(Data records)
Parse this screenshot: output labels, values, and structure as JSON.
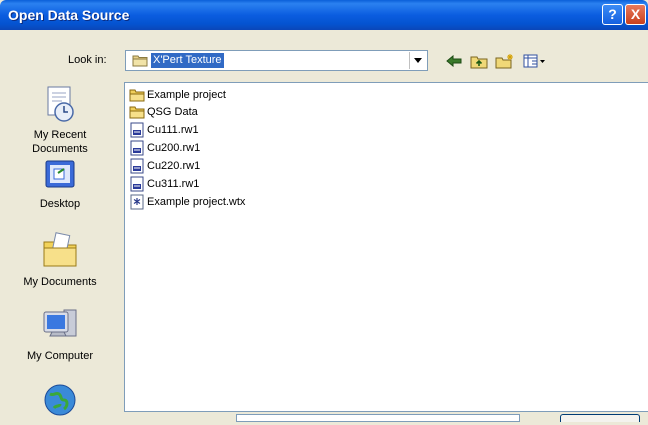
{
  "window": {
    "title": "Open Data Source",
    "help_button": "?",
    "close_button": "X"
  },
  "lookin": {
    "label": "Look in:",
    "value": "X'Pert Texture"
  },
  "toolbar": {
    "back_icon": "back-arrow-icon",
    "up_icon": "up-folder-icon",
    "new_folder_icon": "new-folder-icon",
    "views_icon": "views-menu-icon"
  },
  "places": [
    {
      "label": "My Recent\nDocuments",
      "icon": "recent-documents-icon"
    },
    {
      "label": "Desktop",
      "icon": "desktop-icon"
    },
    {
      "label": "My Documents",
      "icon": "my-documents-icon"
    },
    {
      "label": "My Computer",
      "icon": "my-computer-icon"
    },
    {
      "label": "",
      "icon": "network-places-icon"
    }
  ],
  "files": [
    {
      "name": "Example project",
      "type": "folder"
    },
    {
      "name": "QSG Data",
      "type": "folder"
    },
    {
      "name": "Cu111.rw1",
      "type": "data"
    },
    {
      "name": "Cu200.rw1",
      "type": "data"
    },
    {
      "name": "Cu220.rw1",
      "type": "data"
    },
    {
      "name": "Cu311.rw1",
      "type": "data"
    },
    {
      "name": "Example project.wtx",
      "type": "project"
    }
  ],
  "colors": {
    "titlebar": "#0a5fd9",
    "selection": "#316ac5",
    "folder": "#f5d66b"
  }
}
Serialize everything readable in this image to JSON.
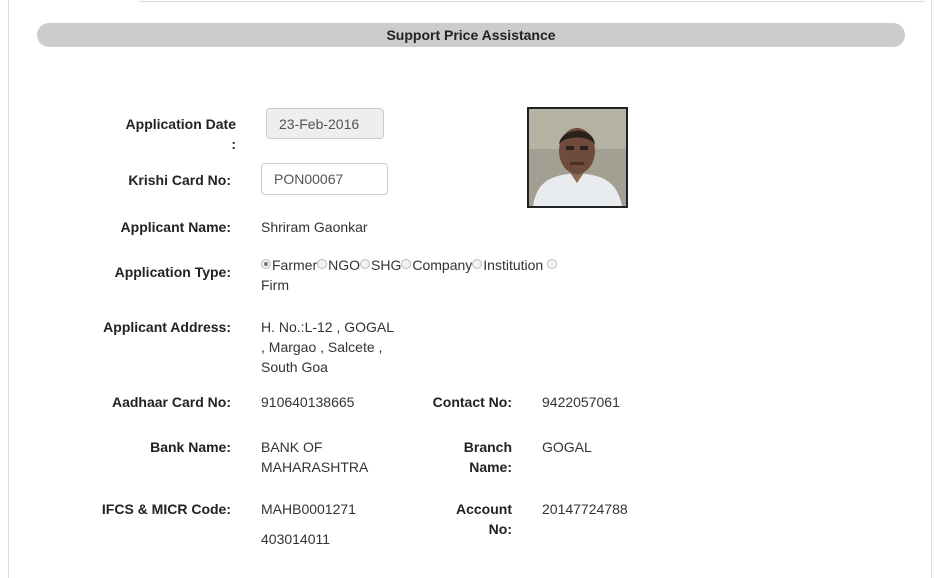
{
  "header": {
    "title": "Support Price Assistance"
  },
  "form": {
    "application_date": {
      "label": "Application Date",
      "colon": ":",
      "value": "23-Feb-2016"
    },
    "krishi_card": {
      "label": "Krishi Card No:",
      "value": "PON00067"
    },
    "applicant_name": {
      "label": "Applicant Name:",
      "value": "Shriram Gaonkar"
    },
    "application_type": {
      "label": "Application Type:",
      "options": [
        {
          "label": "Farmer",
          "checked": true
        },
        {
          "label": "NGO",
          "checked": false
        },
        {
          "label": "SHG",
          "checked": false
        },
        {
          "label": "Company",
          "checked": false
        },
        {
          "label": "Institution",
          "checked": false
        },
        {
          "label": "Firm",
          "checked": false
        }
      ]
    },
    "applicant_address": {
      "label": "Applicant Address:",
      "line1": "H. No.:L-12 , GOGAL",
      "line2": ", Margao , Salcete ,",
      "line3": "South Goa"
    },
    "aadhaar": {
      "label": "Aadhaar Card No:",
      "value": "910640138665"
    },
    "contact": {
      "label": "Contact No:",
      "value": "9422057061"
    },
    "bank_name": {
      "label": "Bank Name:",
      "line1": "BANK OF",
      "line2": "MAHARASHTRA"
    },
    "branch_name": {
      "label_line1": "Branch",
      "label_line2": "Name:",
      "value": "GOGAL"
    },
    "ifsc": {
      "label": "IFCS & MICR Code:",
      "ifsc_value": "MAHB0001271",
      "micr_value": "403014011"
    },
    "account": {
      "label_line1": "Account",
      "label_line2": "No:",
      "value": "20147724788"
    }
  },
  "photo": {
    "icon": "applicant-photo"
  }
}
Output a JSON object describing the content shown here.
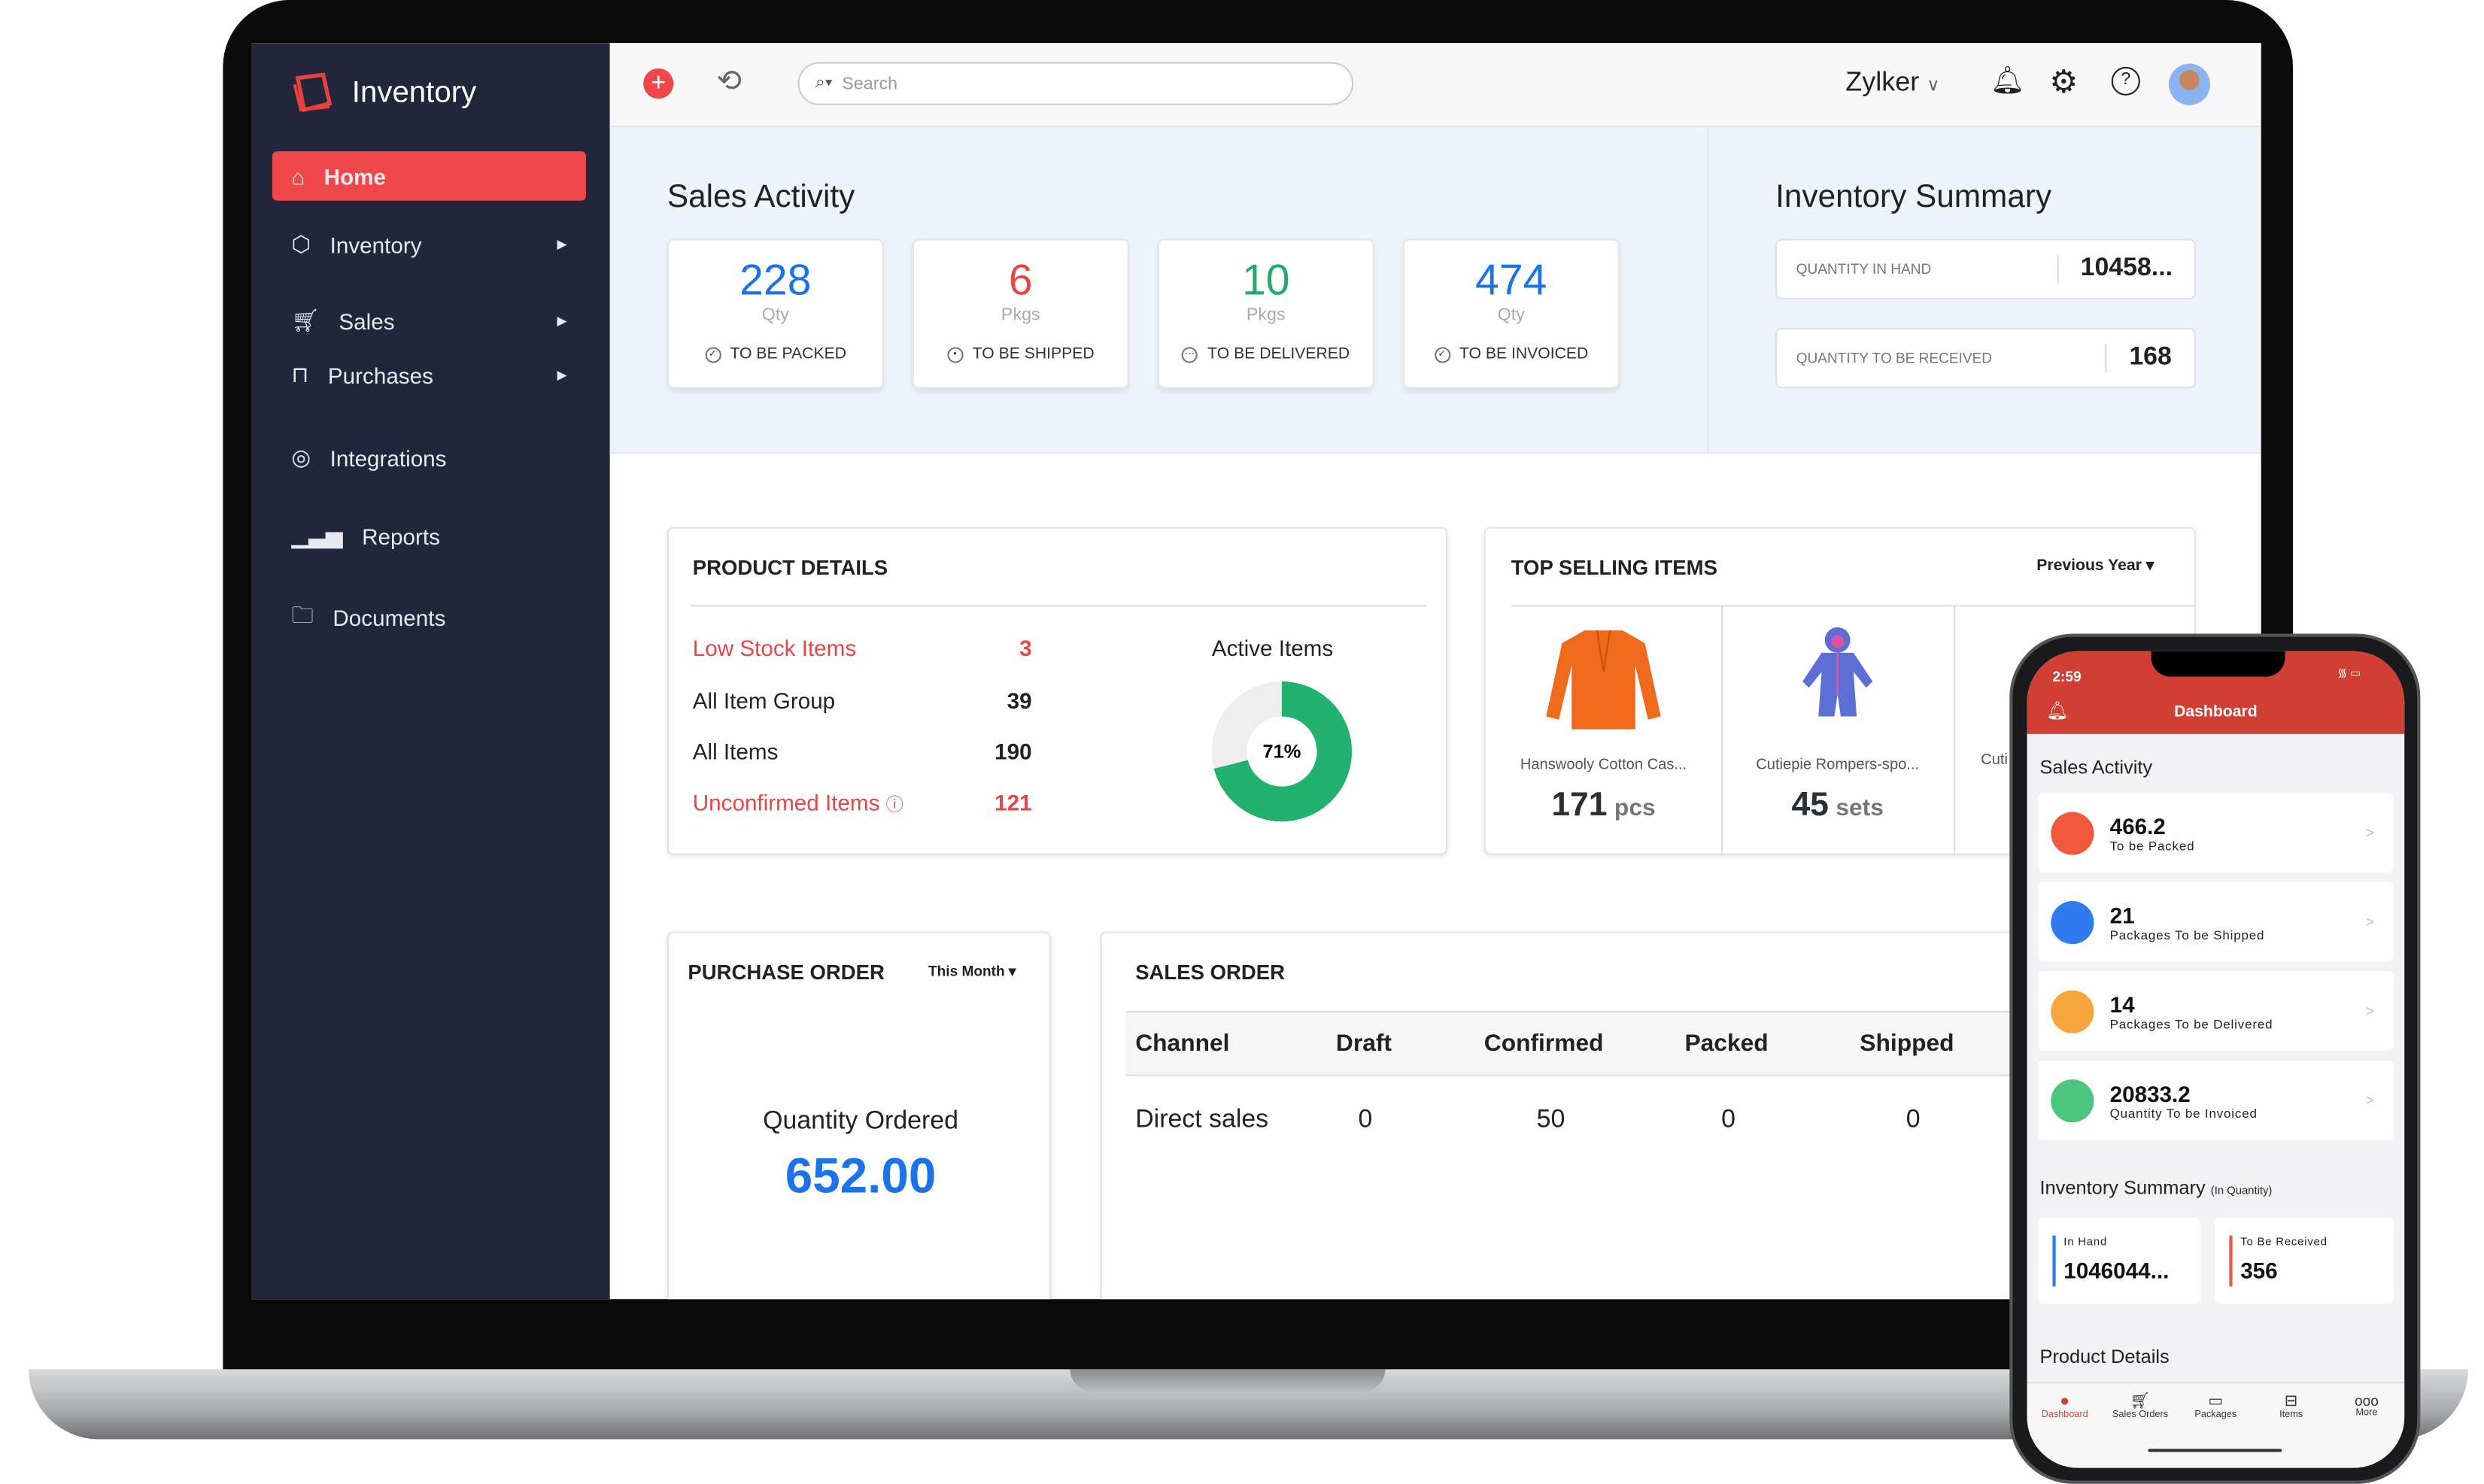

▶ _What you will do_: Give the entries again without a single change, but with no pictures.

▶ _Response to this exercise_:
Parse this screenshot: output labels, values, and structure as JSON.
{
  "window": {
    "title": "Open Data Source",
    "help_button": "?",
    "close_button": "X"
  },
  "lookin": {
    "label": "Look in:",
    "value": "X'Pert Texture"
  },
  "toolbar": {
    "back_icon": "back-arrow-icon",
    "up_icon": "up-folder-icon",
    "new_folder_icon": "new-folder-icon",
    "views_icon": "views-menu-icon"
  },
  "places": [
    {
      "label": "My Recent\nDocuments",
      "icon": "recent-documents-icon"
    },
    {
      "label": "Desktop",
      "icon": "desktop-icon"
    },
    {
      "label": "My Documents",
      "icon": "my-documents-icon"
    },
    {
      "label": "My Computer",
      "icon": "my-computer-icon"
    },
    {
      "label": "",
      "icon": "network-places-icon"
    }
  ],
  "files": [
    {
      "name": "Example project",
      "type": "folder"
    },
    {
      "name": "QSG Data",
      "type": "folder"
    },
    {
      "name": "Cu111.rw1",
      "type": "data"
    },
    {
      "name": "Cu200.rw1",
      "type": "data"
    },
    {
      "name": "Cu220.rw1",
      "type": "data"
    },
    {
      "name": "Cu311.rw1",
      "type": "data"
    },
    {
      "name": "Example project.wtx",
      "type": "project"
    }
  ],
  "colors": {
    "titlebar": "#0a5fd9",
    "selection": "#316ac5",
    "folder": "#f5d66b"
  }
}
Serialize everything readable in this image to JSON.
{
  "header": {
    "title": "Support Price Assistance"
  },
  "form": {
    "application_date": {
      "label": "Application Date",
      "colon": ":",
      "value": "23-Feb-2016"
    },
    "krishi_card": {
      "label": "Krishi Card No:",
      "value": "PON00067"
    },
    "applicant_name": {
      "label": "Applicant Name:",
      "value": "Shriram Gaonkar"
    },
    "application_type": {
      "label": "Application Type:",
      "options": [
        {
          "label": "Farmer",
          "checked": true
        },
        {
          "label": "NGO",
          "checked": false
        },
        {
          "label": "SHG",
          "checked": false
        },
        {
          "label": "Company",
          "checked": false
        },
        {
          "label": "Institution",
          "checked": false
        },
        {
          "label": "Firm",
          "checked": false
        }
      ]
    },
    "applicant_address": {
      "label": "Applicant Address:",
      "line1": "H. No.:L-12 , GOGAL",
      "line2": ", Margao , Salcete ,",
      "line3": "South Goa"
    },
    "aadhaar": {
      "label": "Aadhaar Card No:",
      "value": "910640138665"
    },
    "contact": {
      "label": "Contact No:",
      "value": "9422057061"
    },
    "bank_name": {
      "label": "Bank Name:",
      "line1": "BANK OF",
      "line2": "MAHARASHTRA"
    },
    "branch_name": {
      "label_line1": "Branch",
      "label_line2": "Name:",
      "value": "GOGAL"
    },
    "ifsc": {
      "label": "IFCS & MICR Code:",
      "ifsc_value": "MAHB0001271",
      "micr_value": "403014011"
    },
    "account": {
      "label_line1": "Account",
      "label_line2": "No:",
      "value": "20147724788"
    }
  },
  "photo": {
    "icon": "applicant-photo"
  }
}
Output a JSON object describing the content shown here.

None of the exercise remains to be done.